Dataset listings of figures:

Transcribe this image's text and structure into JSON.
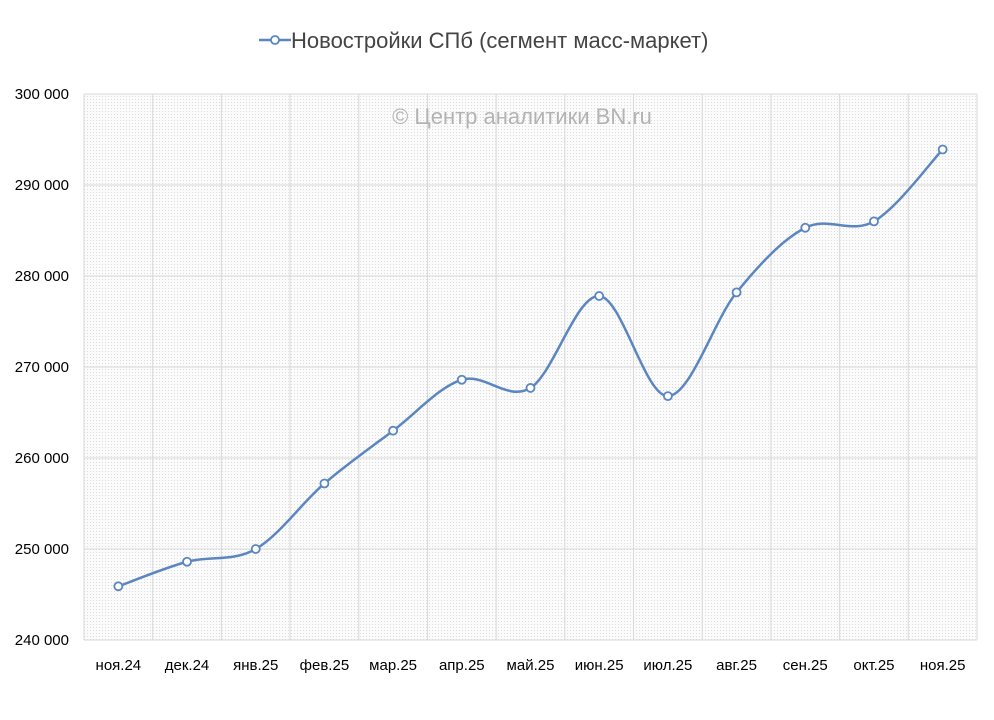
{
  "chart_data": {
    "type": "line",
    "title": "",
    "xlabel": "",
    "ylabel": "",
    "watermark": "© Центр аналитики BN.ru",
    "legend_position": "top",
    "grid": true,
    "ylim": [
      240000,
      300000
    ],
    "yticks": [
      240000,
      250000,
      260000,
      270000,
      280000,
      290000,
      300000
    ],
    "ytick_labels": [
      "240 000",
      "250 000",
      "260 000",
      "270 000",
      "280 000",
      "290 000",
      "300 000"
    ],
    "categories": [
      "ноя.24",
      "дек.24",
      "янв.25",
      "фев.25",
      "мар.25",
      "апр.25",
      "май.25",
      "июн.25",
      "июл.25",
      "авг.25",
      "сен.25",
      "окт.25",
      "ноя.25"
    ],
    "series": [
      {
        "name": "Новостройки СПб (сегмент масс-маркет)",
        "color": "#5b86c0",
        "values": [
          245900,
          248600,
          250000,
          257200,
          263000,
          268600,
          267700,
          277800,
          266800,
          278200,
          285300,
          286000,
          293900
        ]
      }
    ]
  }
}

AIM — Transcribe the full listing above exactly as it stands, minus the pictures.

REPLY —
Transcribe this image's text and structure into JSON.
{
  "chart_data": {
    "type": "line",
    "title": "",
    "xlabel": "",
    "ylabel": "",
    "watermark": "© Центр аналитики BN.ru",
    "legend_position": "top",
    "grid": true,
    "ylim": [
      240000,
      300000
    ],
    "yticks": [
      240000,
      250000,
      260000,
      270000,
      280000,
      290000,
      300000
    ],
    "ytick_labels": [
      "240 000",
      "250 000",
      "260 000",
      "270 000",
      "280 000",
      "290 000",
      "300 000"
    ],
    "categories": [
      "ноя.24",
      "дек.24",
      "янв.25",
      "фев.25",
      "мар.25",
      "апр.25",
      "май.25",
      "июн.25",
      "июл.25",
      "авг.25",
      "сен.25",
      "окт.25",
      "ноя.25"
    ],
    "series": [
      {
        "name": "Новостройки СПб (сегмент масс-маркет)",
        "color": "#5b86c0",
        "values": [
          245900,
          248600,
          250000,
          257200,
          263000,
          268600,
          267700,
          277800,
          266800,
          278200,
          285300,
          286000,
          293900
        ]
      }
    ]
  }
}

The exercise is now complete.